[Begin DATA SHOWN]
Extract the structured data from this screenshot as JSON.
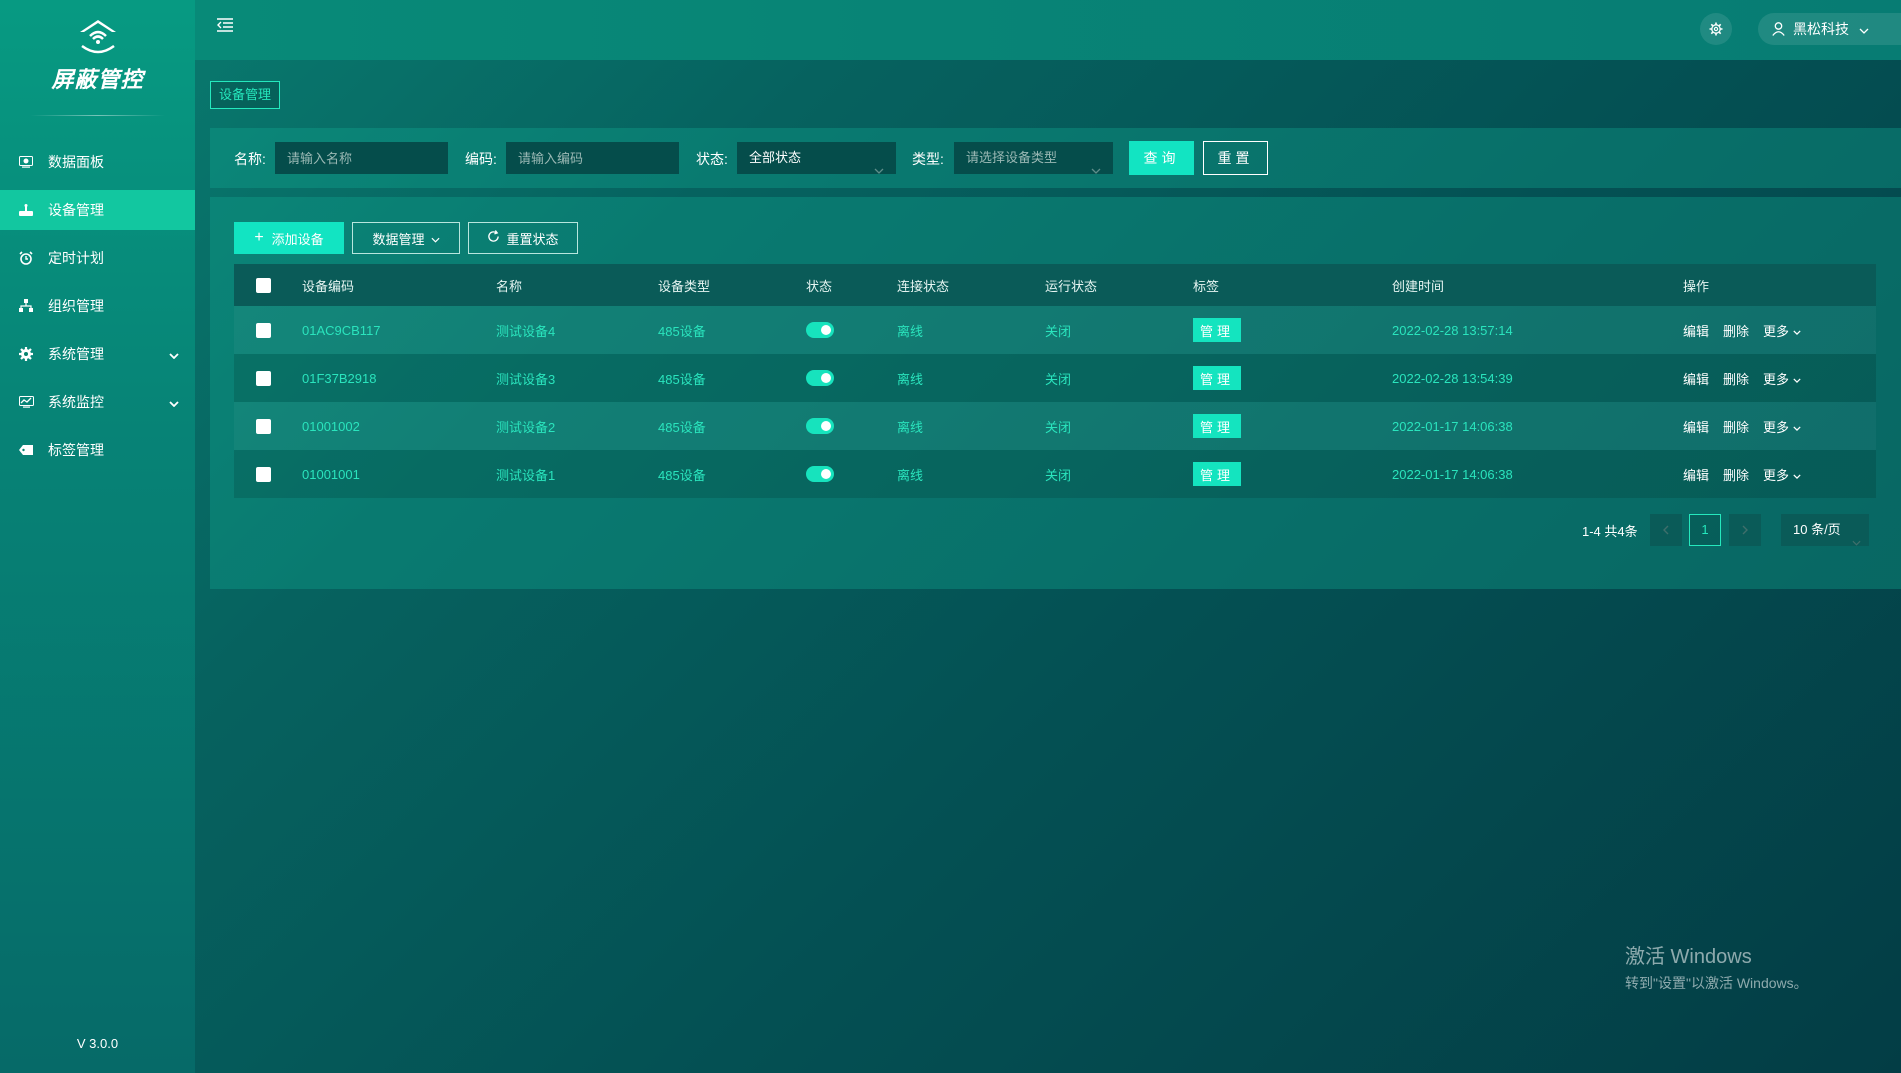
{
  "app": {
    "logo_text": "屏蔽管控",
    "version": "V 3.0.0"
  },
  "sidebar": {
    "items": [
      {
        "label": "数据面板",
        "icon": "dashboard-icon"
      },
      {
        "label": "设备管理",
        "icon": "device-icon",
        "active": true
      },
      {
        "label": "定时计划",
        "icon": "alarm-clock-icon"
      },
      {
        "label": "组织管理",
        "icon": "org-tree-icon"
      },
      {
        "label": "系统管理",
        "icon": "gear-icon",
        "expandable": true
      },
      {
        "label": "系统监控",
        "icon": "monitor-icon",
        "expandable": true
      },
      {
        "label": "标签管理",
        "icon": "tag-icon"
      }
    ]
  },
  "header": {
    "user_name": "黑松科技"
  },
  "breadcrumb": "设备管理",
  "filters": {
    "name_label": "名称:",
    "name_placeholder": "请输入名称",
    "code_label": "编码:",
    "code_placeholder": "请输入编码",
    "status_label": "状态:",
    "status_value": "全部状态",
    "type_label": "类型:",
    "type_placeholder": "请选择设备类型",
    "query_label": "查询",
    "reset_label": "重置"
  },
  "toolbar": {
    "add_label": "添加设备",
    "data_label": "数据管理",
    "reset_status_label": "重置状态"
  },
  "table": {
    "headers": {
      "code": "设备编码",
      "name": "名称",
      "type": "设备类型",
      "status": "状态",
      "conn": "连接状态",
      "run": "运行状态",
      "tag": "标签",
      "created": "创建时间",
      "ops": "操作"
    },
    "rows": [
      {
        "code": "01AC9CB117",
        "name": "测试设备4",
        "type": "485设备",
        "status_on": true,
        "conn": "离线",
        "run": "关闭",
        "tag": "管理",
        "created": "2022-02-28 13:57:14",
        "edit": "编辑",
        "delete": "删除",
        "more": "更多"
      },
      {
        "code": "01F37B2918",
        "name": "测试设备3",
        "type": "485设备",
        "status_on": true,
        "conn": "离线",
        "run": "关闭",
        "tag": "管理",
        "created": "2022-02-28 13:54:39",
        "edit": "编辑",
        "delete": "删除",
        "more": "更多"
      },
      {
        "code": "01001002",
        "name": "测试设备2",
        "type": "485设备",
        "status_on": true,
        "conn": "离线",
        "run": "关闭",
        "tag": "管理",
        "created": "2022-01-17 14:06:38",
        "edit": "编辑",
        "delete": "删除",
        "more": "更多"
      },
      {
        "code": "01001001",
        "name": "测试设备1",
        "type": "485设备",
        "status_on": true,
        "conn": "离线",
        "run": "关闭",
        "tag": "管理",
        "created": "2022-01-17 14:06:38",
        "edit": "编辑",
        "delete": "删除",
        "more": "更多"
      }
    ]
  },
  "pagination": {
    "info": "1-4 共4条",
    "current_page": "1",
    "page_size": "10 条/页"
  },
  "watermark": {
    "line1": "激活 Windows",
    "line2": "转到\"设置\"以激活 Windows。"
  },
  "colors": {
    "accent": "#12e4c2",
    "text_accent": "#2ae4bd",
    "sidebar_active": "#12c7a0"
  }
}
[End DATA SHOWN]
[Begin DATA SHOWN]
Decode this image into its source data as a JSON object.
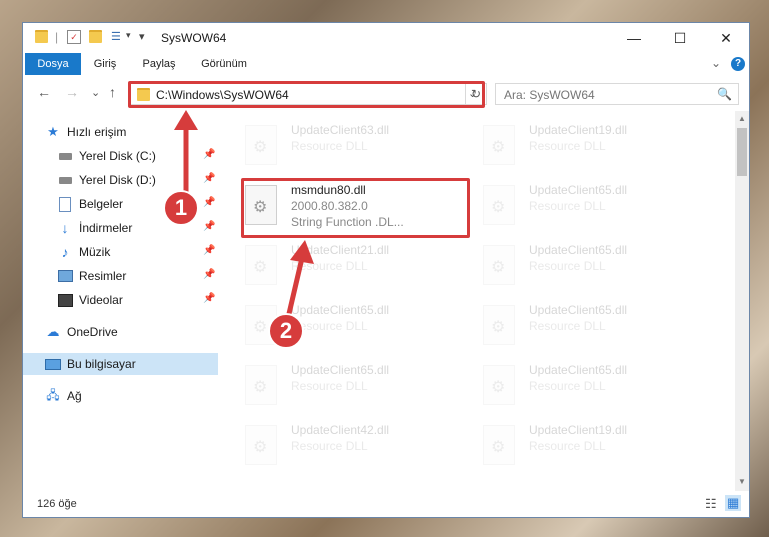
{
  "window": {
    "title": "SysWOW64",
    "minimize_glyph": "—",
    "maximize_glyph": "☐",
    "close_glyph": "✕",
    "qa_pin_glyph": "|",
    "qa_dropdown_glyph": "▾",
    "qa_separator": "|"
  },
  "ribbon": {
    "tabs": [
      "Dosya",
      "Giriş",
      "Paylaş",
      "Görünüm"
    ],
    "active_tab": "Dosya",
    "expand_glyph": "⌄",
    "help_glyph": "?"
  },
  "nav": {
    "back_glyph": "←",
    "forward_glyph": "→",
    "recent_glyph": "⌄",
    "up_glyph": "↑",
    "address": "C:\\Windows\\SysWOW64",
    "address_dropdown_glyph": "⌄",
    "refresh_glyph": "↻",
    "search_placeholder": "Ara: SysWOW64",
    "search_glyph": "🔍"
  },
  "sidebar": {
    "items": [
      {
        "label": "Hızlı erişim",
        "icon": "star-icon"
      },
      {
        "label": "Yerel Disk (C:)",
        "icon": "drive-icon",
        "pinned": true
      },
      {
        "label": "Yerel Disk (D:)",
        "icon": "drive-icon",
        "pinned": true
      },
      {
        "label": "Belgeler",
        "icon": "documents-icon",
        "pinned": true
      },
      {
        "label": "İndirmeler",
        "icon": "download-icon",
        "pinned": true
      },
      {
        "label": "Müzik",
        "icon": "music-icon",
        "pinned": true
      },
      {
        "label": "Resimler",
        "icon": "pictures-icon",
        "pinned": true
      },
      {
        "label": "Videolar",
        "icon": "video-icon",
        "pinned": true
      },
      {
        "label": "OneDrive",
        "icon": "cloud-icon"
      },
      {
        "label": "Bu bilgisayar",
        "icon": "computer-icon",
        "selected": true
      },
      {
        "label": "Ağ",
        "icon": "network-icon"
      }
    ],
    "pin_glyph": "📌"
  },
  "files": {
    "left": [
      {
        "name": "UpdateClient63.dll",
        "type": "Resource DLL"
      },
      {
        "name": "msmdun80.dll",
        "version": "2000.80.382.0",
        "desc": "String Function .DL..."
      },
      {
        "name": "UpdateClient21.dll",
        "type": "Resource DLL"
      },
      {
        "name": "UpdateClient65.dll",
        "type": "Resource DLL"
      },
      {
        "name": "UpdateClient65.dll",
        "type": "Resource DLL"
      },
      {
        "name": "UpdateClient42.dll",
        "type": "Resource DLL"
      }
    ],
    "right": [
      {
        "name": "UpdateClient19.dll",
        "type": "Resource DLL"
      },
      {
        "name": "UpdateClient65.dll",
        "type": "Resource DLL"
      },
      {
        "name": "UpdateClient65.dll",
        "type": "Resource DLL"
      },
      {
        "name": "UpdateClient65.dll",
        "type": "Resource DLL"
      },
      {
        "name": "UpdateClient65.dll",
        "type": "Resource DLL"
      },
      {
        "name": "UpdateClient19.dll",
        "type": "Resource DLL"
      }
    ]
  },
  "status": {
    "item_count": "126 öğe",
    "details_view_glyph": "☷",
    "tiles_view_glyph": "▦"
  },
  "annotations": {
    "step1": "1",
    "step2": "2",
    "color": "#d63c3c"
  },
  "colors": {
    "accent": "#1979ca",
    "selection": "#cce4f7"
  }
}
[End DATA SHOWN]
Report only how many lines of the listing hold the word "Yerel".

2